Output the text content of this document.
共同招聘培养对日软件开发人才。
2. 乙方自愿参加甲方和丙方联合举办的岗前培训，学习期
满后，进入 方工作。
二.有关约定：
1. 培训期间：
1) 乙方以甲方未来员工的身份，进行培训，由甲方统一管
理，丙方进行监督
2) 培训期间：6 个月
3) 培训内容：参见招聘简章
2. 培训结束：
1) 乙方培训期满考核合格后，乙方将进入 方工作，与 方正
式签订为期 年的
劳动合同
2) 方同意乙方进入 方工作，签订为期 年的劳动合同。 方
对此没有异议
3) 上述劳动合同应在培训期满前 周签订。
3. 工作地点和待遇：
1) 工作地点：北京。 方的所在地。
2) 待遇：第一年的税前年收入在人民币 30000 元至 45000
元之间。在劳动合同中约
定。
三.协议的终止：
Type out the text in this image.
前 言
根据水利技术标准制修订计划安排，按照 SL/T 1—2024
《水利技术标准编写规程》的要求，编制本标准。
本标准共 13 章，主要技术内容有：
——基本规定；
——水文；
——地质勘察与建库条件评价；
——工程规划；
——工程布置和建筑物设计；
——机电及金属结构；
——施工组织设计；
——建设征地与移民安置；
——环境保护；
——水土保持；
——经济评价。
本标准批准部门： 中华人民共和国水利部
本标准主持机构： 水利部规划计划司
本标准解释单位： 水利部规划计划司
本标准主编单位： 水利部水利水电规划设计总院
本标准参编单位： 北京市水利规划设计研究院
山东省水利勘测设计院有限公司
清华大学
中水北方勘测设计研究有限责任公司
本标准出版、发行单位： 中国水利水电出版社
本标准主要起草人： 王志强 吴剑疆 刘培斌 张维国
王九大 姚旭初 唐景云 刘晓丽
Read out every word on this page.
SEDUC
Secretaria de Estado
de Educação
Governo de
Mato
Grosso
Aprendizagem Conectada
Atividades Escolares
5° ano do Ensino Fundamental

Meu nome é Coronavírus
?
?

══════════════════════════════

▶ What you need to do: Copy every line above in which the string "this" shows up.

▶ The answer:
Output the text content of this document.
Type out the text in this image.
Read out every word on this page.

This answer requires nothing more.